Write out every line of the material exactly as it appears.

• Saved entries:
[start]
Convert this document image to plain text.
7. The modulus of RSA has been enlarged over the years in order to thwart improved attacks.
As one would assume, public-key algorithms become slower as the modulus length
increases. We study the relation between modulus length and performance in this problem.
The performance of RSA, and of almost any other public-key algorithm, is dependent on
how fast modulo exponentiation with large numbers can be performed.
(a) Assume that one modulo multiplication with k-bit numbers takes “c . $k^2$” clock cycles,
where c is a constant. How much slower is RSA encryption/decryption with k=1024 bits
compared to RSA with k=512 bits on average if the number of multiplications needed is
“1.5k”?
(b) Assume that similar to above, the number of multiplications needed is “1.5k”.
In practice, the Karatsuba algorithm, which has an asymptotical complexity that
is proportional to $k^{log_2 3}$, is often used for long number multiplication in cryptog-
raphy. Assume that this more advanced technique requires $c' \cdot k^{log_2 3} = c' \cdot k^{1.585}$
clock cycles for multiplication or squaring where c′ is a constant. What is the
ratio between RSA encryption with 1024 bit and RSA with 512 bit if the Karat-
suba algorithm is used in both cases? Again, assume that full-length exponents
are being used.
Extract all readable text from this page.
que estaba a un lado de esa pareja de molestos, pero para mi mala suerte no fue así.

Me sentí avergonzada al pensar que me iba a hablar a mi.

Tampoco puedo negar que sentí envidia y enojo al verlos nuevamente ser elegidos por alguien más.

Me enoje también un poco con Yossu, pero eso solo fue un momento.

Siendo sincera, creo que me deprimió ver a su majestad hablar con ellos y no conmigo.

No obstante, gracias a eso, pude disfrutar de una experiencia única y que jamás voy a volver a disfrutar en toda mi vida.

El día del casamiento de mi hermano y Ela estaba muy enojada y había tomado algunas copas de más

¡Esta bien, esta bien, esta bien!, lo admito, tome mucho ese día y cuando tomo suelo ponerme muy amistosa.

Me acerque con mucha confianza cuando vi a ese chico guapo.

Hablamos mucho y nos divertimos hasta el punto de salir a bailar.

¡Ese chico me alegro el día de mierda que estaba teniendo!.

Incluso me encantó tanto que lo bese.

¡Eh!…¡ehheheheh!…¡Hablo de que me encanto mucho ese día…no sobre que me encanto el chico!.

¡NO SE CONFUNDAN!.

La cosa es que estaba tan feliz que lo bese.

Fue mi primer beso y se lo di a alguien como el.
[end]
• RESPONSE BELOW:
Convert this document image to plain text.
7. The modulus of RSA has been enlarged over the years in order to thwart improved attacks.
As one would assume, public-key algorithms become slower as the modulus length
increases. We study the relation between modulus length and performance in this problem.
The performance of RSA, and of almost any other public-key algorithm, is dependent on
how fast modulo exponentiation with large numbers can be performed.
(a) Assume that one modulo multiplication with k-bit numbers takes “c . $k^2$” clock cycles,
where c is a constant. How much slower is RSA encryption/decryption with k=1024 bits
compared to RSA with k=512 bits on average if the number of multiplications needed is
“1.5k”?
(b) Assume that similar to above, the number of multiplications needed is “1.5k”.
In practice, the Karatsuba algorithm, which has an asymptotical complexity that
is proportional to $k^{log_2 3}$, is often used for long number multiplication in cryptog-
raphy. Assume that this more advanced technique requires $c' \cdot k^{log_2 3} = c' \cdot k^{1.585}$
clock cycles for multiplication or squaring where c′ is a constant. What is the
ratio between RSA encryption with 1024 bit and RSA with 512 bit if the Karat-
suba algorithm is used in both cases? Again, assume that full-length exponents
are being used.
Extract all readable text from this page.
que estaba a un lado de esa pareja de molestos, pero para mi mala suerte no fue así.

Me sentí avergonzada al pensar que me iba a hablar a mi.

Tampoco puedo negar que sentí envidia y enojo al verlos nuevamente ser elegidos por alguien más.

Me enoje también un poco con Yossu, pero eso solo fue un momento.

Siendo sincera, creo que me deprimió ver a su majestad hablar con ellos y no conmigo.

No obstante, gracias a eso, pude disfrutar de una experiencia única y que jamás voy a volver a disfrutar en toda mi vida.

El día del casamiento de mi hermano y Ela estaba muy enojada y había tomado algunas copas de más

¡Esta bien, esta bien, esta bien!, lo admito, tome mucho ese día y cuando tomo suelo ponerme muy amistosa.

Me acerque con mucha confianza cuando vi a ese chico guapo.

Hablamos mucho y nos divertimos hasta el punto de salir a bailar.

¡Ese chico me alegro el día de mierda que estaba teniendo!.

Incluso me encantó tanto que lo bese.

¡Eh!…¡ehheheheh!…¡Hablo de que me encanto mucho ese día…no sobre que me encanto el chico!.

¡NO SE CONFUNDAN!.

La cosa es que estaba tan feliz que lo bese.

Fue mi primer beso y se lo di a alguien como el.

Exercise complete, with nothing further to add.